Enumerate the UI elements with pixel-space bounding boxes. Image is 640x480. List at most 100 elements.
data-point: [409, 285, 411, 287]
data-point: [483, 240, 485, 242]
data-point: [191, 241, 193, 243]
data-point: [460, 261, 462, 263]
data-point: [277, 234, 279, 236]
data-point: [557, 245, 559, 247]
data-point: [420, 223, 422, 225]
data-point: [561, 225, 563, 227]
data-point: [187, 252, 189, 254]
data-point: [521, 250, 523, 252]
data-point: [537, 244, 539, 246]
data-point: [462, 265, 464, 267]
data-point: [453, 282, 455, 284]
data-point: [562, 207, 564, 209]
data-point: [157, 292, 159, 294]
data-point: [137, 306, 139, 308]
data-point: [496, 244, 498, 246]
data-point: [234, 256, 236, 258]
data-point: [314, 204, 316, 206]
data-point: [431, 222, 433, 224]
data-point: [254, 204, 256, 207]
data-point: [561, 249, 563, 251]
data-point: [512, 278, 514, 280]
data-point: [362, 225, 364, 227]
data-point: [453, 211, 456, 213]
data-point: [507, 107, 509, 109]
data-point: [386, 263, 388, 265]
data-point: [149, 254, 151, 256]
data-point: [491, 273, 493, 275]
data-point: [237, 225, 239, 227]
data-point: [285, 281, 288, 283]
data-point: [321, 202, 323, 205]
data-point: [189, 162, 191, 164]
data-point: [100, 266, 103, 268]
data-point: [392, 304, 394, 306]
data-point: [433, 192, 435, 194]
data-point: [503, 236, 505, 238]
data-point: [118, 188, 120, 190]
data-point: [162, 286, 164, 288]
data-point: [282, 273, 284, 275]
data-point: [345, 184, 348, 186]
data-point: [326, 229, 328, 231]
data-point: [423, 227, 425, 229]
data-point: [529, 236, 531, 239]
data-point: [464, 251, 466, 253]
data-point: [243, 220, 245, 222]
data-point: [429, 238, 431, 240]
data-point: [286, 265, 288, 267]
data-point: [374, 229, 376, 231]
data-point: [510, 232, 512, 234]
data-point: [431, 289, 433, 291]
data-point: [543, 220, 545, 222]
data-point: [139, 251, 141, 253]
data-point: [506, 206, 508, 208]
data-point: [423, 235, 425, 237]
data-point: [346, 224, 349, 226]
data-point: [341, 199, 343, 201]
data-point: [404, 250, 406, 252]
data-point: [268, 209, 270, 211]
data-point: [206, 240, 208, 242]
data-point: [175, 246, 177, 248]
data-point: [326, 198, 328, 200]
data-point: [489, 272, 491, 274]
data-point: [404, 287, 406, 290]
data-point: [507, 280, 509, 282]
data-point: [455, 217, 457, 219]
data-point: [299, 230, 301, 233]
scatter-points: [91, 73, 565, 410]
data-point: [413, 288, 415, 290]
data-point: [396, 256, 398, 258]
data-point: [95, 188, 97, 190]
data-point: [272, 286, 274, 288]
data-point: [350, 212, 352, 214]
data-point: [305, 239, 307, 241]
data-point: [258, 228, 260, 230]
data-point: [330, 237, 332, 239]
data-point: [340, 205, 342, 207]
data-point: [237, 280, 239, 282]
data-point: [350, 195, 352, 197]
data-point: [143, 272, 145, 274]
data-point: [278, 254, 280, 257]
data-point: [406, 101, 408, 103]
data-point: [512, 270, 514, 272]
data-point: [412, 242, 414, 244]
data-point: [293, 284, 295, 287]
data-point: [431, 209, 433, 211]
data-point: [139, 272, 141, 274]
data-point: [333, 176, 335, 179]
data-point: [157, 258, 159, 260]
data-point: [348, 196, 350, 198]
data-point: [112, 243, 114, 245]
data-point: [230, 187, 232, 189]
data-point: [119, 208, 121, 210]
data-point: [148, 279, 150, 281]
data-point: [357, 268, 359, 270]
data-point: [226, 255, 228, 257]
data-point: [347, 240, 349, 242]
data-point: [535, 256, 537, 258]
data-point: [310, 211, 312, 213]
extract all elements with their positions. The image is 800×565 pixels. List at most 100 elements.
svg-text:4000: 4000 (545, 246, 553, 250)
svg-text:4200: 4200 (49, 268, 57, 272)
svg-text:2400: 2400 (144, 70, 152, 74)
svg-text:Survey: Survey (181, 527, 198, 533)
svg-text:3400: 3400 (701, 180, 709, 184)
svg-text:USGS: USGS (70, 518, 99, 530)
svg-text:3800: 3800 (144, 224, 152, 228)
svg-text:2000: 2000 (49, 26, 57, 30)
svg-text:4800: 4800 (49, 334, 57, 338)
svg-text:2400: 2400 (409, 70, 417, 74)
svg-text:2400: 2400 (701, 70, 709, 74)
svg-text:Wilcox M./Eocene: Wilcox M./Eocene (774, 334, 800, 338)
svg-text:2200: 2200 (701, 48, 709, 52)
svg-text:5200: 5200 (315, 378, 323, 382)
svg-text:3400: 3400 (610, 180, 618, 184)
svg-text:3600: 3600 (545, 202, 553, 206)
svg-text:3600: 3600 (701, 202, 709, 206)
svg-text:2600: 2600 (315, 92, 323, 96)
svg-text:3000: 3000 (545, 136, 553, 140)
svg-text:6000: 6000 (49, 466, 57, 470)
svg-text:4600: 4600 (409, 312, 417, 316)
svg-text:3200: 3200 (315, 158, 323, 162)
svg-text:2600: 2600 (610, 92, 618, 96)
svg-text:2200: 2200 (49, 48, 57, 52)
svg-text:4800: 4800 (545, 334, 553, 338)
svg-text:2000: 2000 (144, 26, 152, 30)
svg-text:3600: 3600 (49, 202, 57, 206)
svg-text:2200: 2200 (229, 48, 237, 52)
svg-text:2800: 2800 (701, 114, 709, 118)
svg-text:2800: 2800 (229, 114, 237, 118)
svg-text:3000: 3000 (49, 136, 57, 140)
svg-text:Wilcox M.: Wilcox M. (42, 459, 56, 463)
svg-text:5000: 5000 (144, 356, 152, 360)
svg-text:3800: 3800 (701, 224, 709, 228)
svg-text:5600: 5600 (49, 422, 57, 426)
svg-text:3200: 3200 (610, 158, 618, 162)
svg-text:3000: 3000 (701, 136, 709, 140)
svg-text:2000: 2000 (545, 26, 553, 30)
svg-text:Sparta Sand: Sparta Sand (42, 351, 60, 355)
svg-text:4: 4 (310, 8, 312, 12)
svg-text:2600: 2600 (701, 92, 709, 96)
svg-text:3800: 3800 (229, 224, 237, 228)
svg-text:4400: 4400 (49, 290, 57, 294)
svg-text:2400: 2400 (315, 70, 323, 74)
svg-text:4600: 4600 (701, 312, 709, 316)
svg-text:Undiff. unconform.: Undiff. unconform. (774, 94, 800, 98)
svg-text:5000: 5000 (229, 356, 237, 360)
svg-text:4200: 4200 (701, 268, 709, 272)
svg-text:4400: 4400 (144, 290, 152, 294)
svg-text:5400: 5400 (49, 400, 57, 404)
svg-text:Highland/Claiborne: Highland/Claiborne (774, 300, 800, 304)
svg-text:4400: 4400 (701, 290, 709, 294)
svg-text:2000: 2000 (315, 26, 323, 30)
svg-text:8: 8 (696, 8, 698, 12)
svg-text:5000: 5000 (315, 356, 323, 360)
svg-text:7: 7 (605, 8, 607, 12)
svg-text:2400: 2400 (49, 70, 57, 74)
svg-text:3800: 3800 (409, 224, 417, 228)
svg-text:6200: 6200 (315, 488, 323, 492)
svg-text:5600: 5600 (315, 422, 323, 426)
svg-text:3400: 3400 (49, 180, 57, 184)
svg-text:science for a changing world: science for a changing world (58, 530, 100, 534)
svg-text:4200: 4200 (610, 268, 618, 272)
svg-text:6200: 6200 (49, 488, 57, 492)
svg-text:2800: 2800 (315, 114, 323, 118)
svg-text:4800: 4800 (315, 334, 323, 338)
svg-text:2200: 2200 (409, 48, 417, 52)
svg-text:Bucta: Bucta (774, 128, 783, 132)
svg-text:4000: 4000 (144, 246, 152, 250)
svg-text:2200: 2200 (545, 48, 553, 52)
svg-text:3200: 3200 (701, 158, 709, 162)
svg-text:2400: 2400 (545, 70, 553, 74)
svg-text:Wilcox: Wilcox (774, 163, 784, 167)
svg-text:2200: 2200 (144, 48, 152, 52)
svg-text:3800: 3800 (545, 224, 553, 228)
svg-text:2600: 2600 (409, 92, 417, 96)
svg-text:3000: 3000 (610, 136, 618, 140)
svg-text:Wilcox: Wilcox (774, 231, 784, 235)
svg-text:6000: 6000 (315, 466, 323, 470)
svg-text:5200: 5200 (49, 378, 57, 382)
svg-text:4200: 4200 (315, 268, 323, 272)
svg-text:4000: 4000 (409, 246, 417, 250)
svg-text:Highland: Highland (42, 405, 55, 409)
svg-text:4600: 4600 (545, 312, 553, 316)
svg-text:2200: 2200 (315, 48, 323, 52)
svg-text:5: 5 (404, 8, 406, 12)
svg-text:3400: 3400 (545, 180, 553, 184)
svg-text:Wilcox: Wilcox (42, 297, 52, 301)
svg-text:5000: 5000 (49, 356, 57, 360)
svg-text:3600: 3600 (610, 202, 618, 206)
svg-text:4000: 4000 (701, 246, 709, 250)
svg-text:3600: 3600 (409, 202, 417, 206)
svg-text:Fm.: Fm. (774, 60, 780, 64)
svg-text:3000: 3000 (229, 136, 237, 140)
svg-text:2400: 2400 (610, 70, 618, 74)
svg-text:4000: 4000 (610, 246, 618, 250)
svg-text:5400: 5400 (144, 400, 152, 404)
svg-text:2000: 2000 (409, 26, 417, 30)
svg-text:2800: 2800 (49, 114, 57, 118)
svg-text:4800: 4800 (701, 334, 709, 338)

### What to produce
Retype the records from the very first line down to the line that contains "data-point: [234, 256, 236, 258]", both included, with every character left unchanged.

### Exercise output
Enumerate the UI elements with pixel-space bounding boxes. Image is 640x480. List at most 100 elements.
data-point: [409, 285, 411, 287]
data-point: [483, 240, 485, 242]
data-point: [191, 241, 193, 243]
data-point: [460, 261, 462, 263]
data-point: [277, 234, 279, 236]
data-point: [557, 245, 559, 247]
data-point: [420, 223, 422, 225]
data-point: [561, 225, 563, 227]
data-point: [187, 252, 189, 254]
data-point: [521, 250, 523, 252]
data-point: [537, 244, 539, 246]
data-point: [462, 265, 464, 267]
data-point: [453, 282, 455, 284]
data-point: [562, 207, 564, 209]
data-point: [157, 292, 159, 294]
data-point: [137, 306, 139, 308]
data-point: [496, 244, 498, 246]
data-point: [234, 256, 236, 258]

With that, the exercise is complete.